Segment Open

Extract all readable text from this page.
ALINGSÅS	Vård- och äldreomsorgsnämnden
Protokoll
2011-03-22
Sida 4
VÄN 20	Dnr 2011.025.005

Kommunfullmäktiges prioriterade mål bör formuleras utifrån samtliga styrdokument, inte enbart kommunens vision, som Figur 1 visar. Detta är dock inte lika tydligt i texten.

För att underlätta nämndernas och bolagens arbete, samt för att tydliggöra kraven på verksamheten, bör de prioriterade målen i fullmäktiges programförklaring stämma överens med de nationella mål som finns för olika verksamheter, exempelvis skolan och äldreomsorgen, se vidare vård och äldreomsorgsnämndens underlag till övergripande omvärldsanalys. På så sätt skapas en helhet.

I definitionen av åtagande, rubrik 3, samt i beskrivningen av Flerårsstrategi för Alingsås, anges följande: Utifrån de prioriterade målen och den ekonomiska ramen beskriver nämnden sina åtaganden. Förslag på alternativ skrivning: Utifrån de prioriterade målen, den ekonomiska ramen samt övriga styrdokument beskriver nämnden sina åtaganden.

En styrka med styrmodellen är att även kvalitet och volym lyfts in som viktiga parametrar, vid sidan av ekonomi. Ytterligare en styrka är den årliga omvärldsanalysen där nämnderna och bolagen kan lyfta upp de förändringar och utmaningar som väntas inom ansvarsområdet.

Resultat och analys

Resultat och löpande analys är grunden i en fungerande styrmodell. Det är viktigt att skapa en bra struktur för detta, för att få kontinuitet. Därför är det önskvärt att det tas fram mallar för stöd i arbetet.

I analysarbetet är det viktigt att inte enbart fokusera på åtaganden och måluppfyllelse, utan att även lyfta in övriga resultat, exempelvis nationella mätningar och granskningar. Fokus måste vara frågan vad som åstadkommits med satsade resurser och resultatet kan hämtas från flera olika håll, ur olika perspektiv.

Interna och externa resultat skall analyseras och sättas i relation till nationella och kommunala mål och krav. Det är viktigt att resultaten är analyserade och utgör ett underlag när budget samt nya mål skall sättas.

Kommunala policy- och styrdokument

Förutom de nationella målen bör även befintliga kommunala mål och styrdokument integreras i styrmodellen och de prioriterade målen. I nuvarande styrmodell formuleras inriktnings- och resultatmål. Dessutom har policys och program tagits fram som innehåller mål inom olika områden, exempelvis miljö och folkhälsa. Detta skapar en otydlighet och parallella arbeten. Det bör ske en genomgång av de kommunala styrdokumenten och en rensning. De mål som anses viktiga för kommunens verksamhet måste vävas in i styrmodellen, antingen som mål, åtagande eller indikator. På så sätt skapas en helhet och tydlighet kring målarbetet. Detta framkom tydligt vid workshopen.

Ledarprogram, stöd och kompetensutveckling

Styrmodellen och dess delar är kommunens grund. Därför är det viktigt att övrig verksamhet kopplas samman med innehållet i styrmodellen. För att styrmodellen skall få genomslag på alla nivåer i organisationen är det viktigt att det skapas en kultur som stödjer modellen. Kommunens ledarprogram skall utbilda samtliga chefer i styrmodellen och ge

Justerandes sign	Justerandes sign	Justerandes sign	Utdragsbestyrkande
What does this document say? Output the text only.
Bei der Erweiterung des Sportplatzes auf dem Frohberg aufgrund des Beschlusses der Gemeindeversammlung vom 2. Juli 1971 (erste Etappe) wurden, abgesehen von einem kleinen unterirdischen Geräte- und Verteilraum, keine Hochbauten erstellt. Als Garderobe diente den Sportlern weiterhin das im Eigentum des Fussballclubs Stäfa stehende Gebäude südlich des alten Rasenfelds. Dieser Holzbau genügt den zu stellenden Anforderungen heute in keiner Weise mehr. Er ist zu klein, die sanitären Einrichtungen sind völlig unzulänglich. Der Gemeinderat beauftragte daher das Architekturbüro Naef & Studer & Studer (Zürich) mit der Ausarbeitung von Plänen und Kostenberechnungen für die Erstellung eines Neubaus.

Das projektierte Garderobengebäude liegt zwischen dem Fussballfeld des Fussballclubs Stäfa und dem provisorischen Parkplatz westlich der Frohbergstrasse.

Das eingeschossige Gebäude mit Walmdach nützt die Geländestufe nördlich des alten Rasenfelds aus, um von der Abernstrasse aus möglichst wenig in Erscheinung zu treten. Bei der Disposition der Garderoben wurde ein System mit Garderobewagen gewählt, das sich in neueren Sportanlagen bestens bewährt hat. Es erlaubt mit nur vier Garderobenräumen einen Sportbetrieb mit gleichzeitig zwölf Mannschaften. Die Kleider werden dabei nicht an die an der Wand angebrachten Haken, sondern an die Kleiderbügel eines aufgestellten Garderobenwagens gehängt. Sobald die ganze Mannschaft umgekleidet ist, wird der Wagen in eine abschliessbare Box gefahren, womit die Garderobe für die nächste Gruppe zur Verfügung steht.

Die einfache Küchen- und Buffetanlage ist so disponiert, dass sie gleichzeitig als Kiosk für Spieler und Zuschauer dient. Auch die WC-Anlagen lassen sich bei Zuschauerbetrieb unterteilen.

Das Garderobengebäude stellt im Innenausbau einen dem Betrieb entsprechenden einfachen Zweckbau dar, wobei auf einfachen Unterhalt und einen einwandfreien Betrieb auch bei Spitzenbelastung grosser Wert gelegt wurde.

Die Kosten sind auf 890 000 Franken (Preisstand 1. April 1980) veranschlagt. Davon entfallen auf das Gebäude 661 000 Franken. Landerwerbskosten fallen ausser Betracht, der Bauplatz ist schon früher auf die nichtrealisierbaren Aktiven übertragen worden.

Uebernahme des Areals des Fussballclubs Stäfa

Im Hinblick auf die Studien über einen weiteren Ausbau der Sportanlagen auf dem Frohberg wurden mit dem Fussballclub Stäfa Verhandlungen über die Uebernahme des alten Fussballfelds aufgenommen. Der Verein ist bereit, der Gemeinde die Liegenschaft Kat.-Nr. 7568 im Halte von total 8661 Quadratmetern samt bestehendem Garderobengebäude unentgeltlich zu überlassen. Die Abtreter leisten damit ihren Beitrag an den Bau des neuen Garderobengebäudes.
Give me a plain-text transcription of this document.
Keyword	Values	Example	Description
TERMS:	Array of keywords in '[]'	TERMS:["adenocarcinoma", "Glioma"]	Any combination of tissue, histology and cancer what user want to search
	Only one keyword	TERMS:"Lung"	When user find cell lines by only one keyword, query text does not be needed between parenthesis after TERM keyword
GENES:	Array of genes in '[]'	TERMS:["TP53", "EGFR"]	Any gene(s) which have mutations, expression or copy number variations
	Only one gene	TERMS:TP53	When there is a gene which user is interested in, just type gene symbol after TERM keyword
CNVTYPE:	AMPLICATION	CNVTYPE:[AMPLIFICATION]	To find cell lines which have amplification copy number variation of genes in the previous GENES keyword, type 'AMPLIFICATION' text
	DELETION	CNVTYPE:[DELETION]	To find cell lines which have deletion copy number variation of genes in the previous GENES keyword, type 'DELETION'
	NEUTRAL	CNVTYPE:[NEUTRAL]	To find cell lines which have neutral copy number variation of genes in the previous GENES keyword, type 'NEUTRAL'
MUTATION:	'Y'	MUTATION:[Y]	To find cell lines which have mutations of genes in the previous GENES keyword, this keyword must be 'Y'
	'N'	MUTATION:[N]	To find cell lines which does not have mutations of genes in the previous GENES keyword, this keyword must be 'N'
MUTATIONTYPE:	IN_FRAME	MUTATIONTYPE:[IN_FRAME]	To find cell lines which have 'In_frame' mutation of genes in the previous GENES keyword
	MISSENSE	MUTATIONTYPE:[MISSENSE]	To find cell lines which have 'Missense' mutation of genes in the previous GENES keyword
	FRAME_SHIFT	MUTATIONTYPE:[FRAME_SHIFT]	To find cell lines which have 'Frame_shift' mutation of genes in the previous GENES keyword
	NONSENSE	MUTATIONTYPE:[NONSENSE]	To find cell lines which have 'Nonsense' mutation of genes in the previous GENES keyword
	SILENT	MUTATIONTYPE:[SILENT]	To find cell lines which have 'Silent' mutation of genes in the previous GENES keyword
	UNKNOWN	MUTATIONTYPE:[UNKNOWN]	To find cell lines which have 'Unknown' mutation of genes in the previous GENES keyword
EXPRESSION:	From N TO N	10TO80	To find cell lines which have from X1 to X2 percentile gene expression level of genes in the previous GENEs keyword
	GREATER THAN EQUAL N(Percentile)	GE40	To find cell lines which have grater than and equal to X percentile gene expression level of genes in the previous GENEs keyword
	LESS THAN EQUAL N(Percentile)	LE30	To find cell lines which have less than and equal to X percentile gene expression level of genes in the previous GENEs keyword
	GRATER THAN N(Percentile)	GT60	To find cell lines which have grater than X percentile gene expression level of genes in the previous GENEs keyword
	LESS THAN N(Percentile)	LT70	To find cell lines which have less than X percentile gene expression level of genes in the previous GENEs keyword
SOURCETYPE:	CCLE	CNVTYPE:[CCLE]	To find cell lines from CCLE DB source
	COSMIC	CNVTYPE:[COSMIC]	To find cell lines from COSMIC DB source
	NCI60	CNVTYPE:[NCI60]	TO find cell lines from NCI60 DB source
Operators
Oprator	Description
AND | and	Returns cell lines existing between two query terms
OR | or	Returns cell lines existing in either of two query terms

Segment Closed

__Requirement__.
Copy each line of the entries in which the string "from" is found.

__Written answer__.
Extract all readable text from this page.
EXPRESSION:	From N TO N	10TO80	To find cell lines which have from X1 to X2 percentile gene expression level of genes in the previous GENEs keyword
SOURCETYPE:	CCLE	CNVTYPE:[CCLE]	To find cell lines from CCLE DB source
	COSMIC	CNVTYPE:[COSMIC]	To find cell lines from COSMIC DB source
	NCI60	CNVTYPE:[NCI60]	TO find cell lines from NCI60 DB source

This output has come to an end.